:: Records for the exercise ::

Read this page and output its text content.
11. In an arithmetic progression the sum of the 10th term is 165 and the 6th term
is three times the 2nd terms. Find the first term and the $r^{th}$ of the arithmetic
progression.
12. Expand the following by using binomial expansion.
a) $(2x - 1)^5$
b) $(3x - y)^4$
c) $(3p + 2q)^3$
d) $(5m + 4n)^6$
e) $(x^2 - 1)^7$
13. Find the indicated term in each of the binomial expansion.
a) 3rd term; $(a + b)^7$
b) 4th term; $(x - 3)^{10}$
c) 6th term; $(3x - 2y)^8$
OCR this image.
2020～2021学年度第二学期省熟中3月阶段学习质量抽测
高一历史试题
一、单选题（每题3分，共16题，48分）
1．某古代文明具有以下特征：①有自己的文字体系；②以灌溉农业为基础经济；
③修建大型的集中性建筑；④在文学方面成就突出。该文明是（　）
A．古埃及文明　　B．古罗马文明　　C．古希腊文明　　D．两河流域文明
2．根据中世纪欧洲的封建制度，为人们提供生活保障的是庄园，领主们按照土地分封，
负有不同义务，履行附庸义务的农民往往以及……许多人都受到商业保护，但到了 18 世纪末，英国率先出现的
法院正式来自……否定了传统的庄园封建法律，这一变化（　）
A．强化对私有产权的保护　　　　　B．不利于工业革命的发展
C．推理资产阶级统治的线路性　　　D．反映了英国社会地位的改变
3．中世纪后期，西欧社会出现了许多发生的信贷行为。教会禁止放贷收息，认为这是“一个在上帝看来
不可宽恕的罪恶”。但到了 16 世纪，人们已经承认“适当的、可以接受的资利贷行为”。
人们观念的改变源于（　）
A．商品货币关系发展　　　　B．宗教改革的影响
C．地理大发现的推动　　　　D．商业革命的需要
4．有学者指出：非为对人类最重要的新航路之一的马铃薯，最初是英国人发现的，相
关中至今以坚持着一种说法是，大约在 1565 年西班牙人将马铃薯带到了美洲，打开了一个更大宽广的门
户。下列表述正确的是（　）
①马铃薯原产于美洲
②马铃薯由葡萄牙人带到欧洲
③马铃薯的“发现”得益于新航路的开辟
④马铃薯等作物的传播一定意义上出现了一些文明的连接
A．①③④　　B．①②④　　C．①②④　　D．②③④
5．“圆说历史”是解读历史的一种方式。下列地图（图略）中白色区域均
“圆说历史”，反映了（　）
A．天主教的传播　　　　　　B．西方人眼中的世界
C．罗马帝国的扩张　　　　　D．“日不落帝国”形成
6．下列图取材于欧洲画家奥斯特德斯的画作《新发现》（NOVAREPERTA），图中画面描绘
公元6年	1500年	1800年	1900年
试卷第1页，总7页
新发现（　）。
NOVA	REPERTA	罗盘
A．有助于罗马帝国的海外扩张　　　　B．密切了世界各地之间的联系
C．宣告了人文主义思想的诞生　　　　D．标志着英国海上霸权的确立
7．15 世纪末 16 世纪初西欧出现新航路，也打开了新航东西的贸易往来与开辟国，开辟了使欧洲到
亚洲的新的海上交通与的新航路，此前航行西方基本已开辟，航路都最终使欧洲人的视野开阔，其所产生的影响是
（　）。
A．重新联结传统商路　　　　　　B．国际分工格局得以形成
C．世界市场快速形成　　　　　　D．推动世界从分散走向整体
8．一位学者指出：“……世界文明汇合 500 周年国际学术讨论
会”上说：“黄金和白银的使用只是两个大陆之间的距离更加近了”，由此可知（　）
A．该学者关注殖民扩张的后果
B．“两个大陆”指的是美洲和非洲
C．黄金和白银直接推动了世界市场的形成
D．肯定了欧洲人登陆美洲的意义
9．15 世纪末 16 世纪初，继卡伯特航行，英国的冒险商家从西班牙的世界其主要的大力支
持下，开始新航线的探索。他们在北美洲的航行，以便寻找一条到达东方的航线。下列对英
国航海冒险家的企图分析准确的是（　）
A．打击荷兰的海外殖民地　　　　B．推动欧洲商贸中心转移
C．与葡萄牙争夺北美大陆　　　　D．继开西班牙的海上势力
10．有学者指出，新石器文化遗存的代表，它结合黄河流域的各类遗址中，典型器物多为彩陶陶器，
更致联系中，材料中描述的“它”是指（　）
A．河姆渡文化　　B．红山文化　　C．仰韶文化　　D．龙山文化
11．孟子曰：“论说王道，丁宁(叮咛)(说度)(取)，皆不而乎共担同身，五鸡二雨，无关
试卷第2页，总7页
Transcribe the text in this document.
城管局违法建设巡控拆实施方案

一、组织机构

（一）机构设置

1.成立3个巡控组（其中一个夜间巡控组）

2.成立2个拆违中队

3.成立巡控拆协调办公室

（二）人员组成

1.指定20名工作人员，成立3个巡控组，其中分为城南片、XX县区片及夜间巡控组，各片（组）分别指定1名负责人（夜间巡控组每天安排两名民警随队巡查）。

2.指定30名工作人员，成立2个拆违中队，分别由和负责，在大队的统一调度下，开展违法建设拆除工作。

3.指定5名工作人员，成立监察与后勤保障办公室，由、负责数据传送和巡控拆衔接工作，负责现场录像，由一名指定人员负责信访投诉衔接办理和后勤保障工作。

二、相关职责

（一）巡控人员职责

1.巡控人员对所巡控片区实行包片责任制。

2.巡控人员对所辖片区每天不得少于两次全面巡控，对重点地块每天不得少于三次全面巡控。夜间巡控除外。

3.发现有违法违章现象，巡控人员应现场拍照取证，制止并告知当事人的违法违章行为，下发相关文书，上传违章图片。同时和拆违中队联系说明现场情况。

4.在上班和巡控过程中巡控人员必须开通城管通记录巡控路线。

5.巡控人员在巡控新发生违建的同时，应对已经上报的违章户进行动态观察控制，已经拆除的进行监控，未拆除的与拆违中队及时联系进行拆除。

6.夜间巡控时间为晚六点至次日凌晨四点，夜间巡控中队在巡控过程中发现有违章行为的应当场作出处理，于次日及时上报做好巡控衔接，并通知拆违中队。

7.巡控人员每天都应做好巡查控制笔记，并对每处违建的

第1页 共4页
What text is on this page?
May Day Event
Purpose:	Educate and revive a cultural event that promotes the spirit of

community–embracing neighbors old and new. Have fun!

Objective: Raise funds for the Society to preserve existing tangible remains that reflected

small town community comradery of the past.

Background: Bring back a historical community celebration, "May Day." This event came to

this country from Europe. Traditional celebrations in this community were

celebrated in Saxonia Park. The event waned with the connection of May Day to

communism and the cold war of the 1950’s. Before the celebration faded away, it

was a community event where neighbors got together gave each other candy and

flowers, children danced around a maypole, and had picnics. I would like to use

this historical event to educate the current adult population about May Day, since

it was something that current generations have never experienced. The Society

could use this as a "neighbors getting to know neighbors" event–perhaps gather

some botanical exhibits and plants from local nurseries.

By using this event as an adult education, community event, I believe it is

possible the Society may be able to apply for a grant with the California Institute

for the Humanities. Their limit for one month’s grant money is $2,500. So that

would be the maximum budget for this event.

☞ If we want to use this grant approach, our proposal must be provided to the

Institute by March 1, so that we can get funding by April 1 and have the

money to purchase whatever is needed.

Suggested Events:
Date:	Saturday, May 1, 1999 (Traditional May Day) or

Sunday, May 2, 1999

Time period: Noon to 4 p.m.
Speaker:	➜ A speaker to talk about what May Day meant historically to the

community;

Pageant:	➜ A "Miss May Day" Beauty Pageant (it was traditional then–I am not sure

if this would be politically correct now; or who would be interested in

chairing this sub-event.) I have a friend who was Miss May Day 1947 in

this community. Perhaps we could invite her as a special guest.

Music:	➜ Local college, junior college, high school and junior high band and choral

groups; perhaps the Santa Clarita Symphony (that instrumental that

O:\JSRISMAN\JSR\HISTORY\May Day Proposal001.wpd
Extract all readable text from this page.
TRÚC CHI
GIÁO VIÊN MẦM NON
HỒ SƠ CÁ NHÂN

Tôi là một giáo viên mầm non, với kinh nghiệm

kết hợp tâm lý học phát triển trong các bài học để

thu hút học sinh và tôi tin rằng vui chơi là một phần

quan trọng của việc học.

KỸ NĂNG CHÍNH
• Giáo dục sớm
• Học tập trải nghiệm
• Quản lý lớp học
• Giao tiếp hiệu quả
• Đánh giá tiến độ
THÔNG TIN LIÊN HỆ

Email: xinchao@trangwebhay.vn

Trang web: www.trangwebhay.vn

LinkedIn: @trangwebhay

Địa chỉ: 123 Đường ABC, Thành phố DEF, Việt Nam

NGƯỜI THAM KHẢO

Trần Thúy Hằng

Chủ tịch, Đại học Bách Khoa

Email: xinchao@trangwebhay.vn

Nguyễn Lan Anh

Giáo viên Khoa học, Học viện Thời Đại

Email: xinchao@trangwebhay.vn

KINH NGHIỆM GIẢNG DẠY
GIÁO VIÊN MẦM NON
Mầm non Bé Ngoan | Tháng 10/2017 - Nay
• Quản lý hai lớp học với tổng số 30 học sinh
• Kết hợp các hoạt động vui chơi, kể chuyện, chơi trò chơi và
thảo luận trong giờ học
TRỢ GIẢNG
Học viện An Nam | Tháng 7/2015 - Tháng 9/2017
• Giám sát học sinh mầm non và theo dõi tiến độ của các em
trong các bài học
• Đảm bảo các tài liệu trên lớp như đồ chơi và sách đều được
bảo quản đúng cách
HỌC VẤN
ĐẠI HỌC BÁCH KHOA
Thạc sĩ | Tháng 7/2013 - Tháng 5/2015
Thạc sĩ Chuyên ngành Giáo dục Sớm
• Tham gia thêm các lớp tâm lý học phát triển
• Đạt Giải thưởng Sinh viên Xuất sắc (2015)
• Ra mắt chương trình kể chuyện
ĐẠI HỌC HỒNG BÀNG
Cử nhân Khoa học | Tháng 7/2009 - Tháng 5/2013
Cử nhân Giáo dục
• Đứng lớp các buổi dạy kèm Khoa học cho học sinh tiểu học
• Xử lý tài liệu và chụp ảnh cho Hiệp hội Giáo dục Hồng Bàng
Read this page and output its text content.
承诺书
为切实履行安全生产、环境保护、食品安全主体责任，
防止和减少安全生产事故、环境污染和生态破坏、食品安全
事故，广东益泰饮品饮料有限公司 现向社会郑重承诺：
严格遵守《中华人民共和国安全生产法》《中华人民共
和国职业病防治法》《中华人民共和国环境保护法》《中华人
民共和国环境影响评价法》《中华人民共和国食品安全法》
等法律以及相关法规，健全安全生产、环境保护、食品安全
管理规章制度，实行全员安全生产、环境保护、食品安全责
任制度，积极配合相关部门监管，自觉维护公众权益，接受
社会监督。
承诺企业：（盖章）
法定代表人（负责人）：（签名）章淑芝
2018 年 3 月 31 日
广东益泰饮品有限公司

:::

The records are above. How many lines in them contain the word "Find"? Give the number alone.

2